Transcribe the records below exactly as they appear, omitting any pictures.

_Listing_
────────────────────────────────────────
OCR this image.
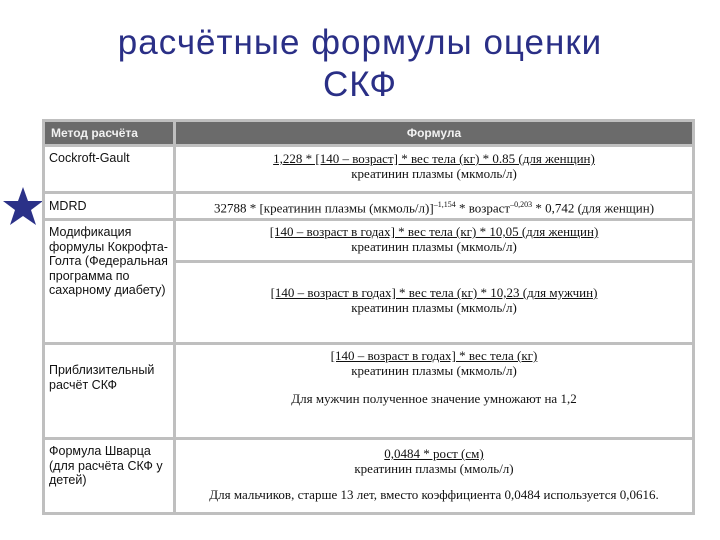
расчётные формулы оценки
СКФ
Метод расчёта	Формула
Cockroft-Gault	$\frac{\text{1,228 * [140 – возраст] * вес тела (кг) * 0.85 (для женщин)}}{\text{креатинин плазмы (мкмоль/л)}}$

MDRD	32788 * [креатинин плазмы (мкмоль/л)]$^{-1,154}$ * возраст$^{-0,203}$ * 0,742 (для женщин)
Модификация формулы Кокрофта-Голта (Федеральная программа по сахарному диабету)	$\frac{\text{[140 – возраст в годах] * вес тела (кг) * 10,05 (для женщин)}}{\text{креатинин плазмы (мкмоль/л)}}$
$\frac{\text{[140 – возраст в годах] * вес тела (кг) * 10,23 (для мужчин)}}{\text{креатинин плазмы (мкмоль/л)}}$

Приблизительный расчёт СКФ	$\frac{\text{[140 – возраст в годах] * вес тела (кг)}}{\text{креатинин плазмы (мкмоль/л)}}$
Для мужчин полученное значение умножают на 1,2

Формула Шварца (для расчёта СКФ у детей)	$\frac{\text{0,0484 * рост (см)}}{\text{креатинин плазмы (ммоль/л)}}$
Для мальчиков, старше 13 лет, вместо коэффициента 0,0484 используется 0,0616.
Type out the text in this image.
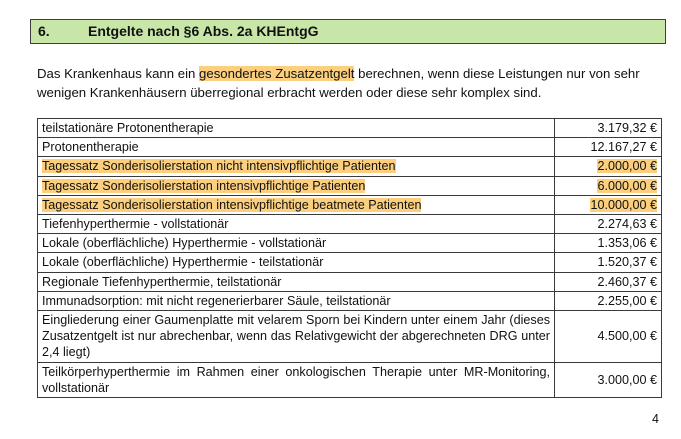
6.	Entgelte nach §6 Abs. 2a KHEntgG

Das Krankenhaus kann ein gesondertes Zusatzentgelt berechnen, wenn diese Leistungen nur von sehr
wenigen Krankenhäusern überregional erbracht werden oder diese sehr komplex sind.

teilstationäre Protonentherapie	3.179,32 €
Protonentherapie	12.167,27 €
Tagessatz Sonderisolierstation nicht intensivpflichtige Patienten	2.000,00 €
Tagessatz Sonderisolierstation intensivpflichtige Patienten	6.000,00 €
Tagessatz Sonderisolierstation intensivpflichtige beatmete Patienten	10.000,00 €
Tiefenhyperthermie - vollstationär	2.274,63 €
Lokale (oberflächliche) Hyperthermie - vollstationär	1.353,06 €
Lokale (oberflächliche) Hyperthermie - teilstationär	1.520,37 €
Regionale Tiefenhyperthermie, teilstationär	2.460,37 €
Immunadsorption: mit nicht regenerierbarer Säule, teilstationär	2.255,00 €
Eingliederung einer Gaumenplatte mit velarem Sporn bei Kindern unter einem Jahr (dieses Zusatzentgelt ist nur abrechenbar, wenn das Relativgewicht der abgerechneten DRG unter 2,4 liegt)	4.500,00 €
Teilkörperhyperthermie im Rahmen einer onkologischen Therapie unter MR-Monitoring, vollstationär	3.000,00 €
4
────────────────────────────────────────
_Expected answer_
OCR this image.
расчётные формулы оценки
СКФ
Метод расчёта	Формула
Cockroft-Gault	$\frac{\text{1,228 * [140 – возраст] * вес тела (кг) * 0.85 (для женщин)}}{\text{креатинин плазмы (мкмоль/л)}}$

MDRD	32788 * [креатинин плазмы (мкмоль/л)]$^{-1,154}$ * возраст$^{-0,203}$ * 0,742 (для женщин)
Модификация формулы Кокрофта-Голта (Федеральная программа по сахарному диабету)	$\frac{\text{[140 – возраст в годах] * вес тела (кг) * 10,05 (для женщин)}}{\text{креатинин плазмы (мкмоль/л)}}$
$\frac{\text{[140 – возраст в годах] * вес тела (кг) * 10,23 (для мужчин)}}{\text{креатинин плазмы (мкмоль/л)}}$

Приблизительный расчёт СКФ	$\frac{\text{[140 – возраст в годах] * вес тела (кг)}}{\text{креатинин плазмы (мкмоль/л)}}$
Для мужчин полученное значение умножают на 1,2

Формула Шварца (для расчёта СКФ у детей)	$\frac{\text{0,0484 * рост (см)}}{\text{креатинин плазмы (ммоль/л)}}$
Для мальчиков, старше 13 лет, вместо коэффициента 0,0484 используется 0,0616.
Type out the text in this image.
6.	Entgelte nach §6 Abs. 2a KHEntgG

Das Krankenhaus kann ein gesondertes Zusatzentgelt berechnen, wenn diese Leistungen nur von sehr
wenigen Krankenhäusern überregional erbracht werden oder diese sehr komplex sind.

teilstationäre Protonentherapie	3.179,32 €
Protonentherapie	12.167,27 €
Tagessatz Sonderisolierstation nicht intensivpflichtige Patienten	2.000,00 €
Tagessatz Sonderisolierstation intensivpflichtige Patienten	6.000,00 €
Tagessatz Sonderisolierstation intensivpflichtige beatmete Patienten	10.000,00 €
Tiefenhyperthermie - vollstationär	2.274,63 €
Lokale (oberflächliche) Hyperthermie - vollstationär	1.353,06 €
Lokale (oberflächliche) Hyperthermie - teilstationär	1.520,37 €
Regionale Tiefenhyperthermie, teilstationär	2.460,37 €
Immunadsorption: mit nicht regenerierbarer Säule, teilstationär	2.255,00 €
Eingliederung einer Gaumenplatte mit velarem Sporn bei Kindern unter einem Jahr (dieses Zusatzentgelt ist nur abrechenbar, wenn das Relativgewicht der abgerechneten DRG unter 2,4 liegt)	4.500,00 €
Teilkörperhyperthermie im Rahmen einer onkologischen Therapie unter MR-Monitoring, vollstationär	3.000,00 €
4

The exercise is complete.